Work instructions →
Write out each entry again. Keep every word exactly as it is.

Records for processing →

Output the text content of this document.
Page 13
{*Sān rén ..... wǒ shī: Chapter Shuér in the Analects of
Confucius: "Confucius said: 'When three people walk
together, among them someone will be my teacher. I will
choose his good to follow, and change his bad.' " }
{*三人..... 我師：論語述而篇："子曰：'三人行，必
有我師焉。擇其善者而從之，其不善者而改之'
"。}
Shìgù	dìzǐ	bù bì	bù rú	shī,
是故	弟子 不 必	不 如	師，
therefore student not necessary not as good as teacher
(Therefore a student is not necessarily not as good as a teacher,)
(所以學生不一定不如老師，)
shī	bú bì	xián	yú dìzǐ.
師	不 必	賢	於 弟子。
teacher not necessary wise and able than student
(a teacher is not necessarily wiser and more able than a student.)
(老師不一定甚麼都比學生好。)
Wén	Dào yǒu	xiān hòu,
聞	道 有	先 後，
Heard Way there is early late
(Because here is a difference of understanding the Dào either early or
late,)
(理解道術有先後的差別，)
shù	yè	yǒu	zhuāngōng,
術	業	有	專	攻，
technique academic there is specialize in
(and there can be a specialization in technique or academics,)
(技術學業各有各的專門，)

Final result →
Output the text content of this document.
Page 13
{*Sān rén ..... wǒ shī: Chapter Shuér in the Analects of
Confucius: "Confucius said: 'When three people walk
together, among them someone will be my teacher. I will
choose his good to follow, and change his bad.' " }
{*三人..... 我師：論語述而篇："子曰：'三人行，必
有我師焉。擇其善者而從之，其不善者而改之'
"。}
Shìgù	dìzǐ	bù bì	bù rú	shī,
是故	弟子 不 必	不 如	師，
therefore student not necessary not as good as teacher
(Therefore a student is not necessarily not as good as a teacher,)
(所以學生不一定不如老師，)
shī	bú bì	xián	yú dìzǐ.
師	不 必	賢	於 弟子。
teacher not necessary wise and able than student
(a teacher is not necessarily wiser and more able than a student.)
(老師不一定甚麼都比學生好。)
Wén	Dào yǒu	xiān hòu,
聞	道 有	先 後，
Heard Way there is early late
(Because here is a difference of understanding the Dào either early or
late,)
(理解道術有先後的差別，)
shù	yè	yǒu	zhuāngōng,
術	業	有	專	攻，
technique academic there is specialize in
(and there can be a specialization in technique or academics,)
(技術學業各有各的專門，)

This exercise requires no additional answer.